▶ EXERCISE DIRECTIONS: Copy every entry exactly.

▶ DATASET EXCERPTS:
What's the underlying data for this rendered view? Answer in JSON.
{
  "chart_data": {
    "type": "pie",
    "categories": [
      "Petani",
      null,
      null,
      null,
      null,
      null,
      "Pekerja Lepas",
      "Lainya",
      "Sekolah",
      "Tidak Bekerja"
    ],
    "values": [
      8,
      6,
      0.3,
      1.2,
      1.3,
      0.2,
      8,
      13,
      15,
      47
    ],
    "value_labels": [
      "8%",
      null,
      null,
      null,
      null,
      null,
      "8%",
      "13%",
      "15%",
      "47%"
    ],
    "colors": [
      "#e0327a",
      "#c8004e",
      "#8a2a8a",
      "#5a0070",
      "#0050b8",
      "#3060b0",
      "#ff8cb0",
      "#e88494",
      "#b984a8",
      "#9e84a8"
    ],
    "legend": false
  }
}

▶ ANSWER TO THE PROBLEM:
What's the underlying data for this rendered view? Answer in JSON.
{
  "chart_data": {
    "type": "pie",
    "categories": [
      "Petani",
      null,
      null,
      null,
      null,
      null,
      "Pekerja Lepas",
      "Lainya",
      "Sekolah",
      "Tidak Bekerja"
    ],
    "values": [
      8,
      6,
      0.3,
      1.2,
      1.3,
      0.2,
      8,
      13,
      15,
      47
    ],
    "value_labels": [
      "8%",
      null,
      null,
      null,
      null,
      null,
      "8%",
      "13%",
      "15%",
      "47%"
    ],
    "colors": [
      "#e0327a",
      "#c8004e",
      "#8a2a8a",
      "#5a0070",
      "#0050b8",
      "#3060b0",
      "#ff8cb0",
      "#e88494",
      "#b984a8",
      "#9e84a8"
    ],
    "legend": false
  }
}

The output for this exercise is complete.